From the entries below, work out the number of lines that hold the word "have", and give that number alone.

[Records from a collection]
□ □ □

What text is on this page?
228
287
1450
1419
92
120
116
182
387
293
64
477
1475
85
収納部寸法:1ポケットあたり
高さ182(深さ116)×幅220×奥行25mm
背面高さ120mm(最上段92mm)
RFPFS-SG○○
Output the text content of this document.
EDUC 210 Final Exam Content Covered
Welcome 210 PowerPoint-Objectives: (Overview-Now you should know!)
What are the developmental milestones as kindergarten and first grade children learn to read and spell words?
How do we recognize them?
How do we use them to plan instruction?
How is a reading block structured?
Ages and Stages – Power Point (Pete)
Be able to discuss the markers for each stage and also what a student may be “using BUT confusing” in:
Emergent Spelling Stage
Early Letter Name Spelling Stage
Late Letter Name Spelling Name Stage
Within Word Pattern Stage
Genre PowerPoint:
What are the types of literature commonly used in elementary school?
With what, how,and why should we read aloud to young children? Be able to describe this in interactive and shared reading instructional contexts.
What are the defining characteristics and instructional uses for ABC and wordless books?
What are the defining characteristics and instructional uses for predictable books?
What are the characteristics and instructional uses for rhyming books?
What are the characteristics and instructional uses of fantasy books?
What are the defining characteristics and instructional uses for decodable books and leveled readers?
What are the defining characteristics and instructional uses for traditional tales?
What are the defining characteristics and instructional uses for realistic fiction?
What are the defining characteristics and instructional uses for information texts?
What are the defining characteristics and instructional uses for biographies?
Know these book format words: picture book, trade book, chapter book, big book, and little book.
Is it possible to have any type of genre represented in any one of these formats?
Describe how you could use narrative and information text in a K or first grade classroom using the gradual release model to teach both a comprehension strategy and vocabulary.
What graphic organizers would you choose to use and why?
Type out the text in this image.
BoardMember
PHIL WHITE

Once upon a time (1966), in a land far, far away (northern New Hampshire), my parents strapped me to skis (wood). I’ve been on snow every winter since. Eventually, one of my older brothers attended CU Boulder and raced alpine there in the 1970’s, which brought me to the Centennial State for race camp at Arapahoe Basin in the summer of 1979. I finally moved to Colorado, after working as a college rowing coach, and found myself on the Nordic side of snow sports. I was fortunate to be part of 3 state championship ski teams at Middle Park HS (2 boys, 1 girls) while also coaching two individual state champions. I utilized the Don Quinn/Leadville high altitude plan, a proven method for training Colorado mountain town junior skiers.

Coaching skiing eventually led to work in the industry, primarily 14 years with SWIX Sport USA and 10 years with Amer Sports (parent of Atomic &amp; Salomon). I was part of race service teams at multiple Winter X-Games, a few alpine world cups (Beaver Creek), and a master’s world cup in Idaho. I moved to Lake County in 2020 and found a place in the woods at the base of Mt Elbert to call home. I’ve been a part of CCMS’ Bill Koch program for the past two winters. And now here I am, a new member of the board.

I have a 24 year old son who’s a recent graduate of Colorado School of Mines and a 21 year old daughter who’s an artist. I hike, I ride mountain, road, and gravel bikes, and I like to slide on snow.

□ □ □

Response below.
2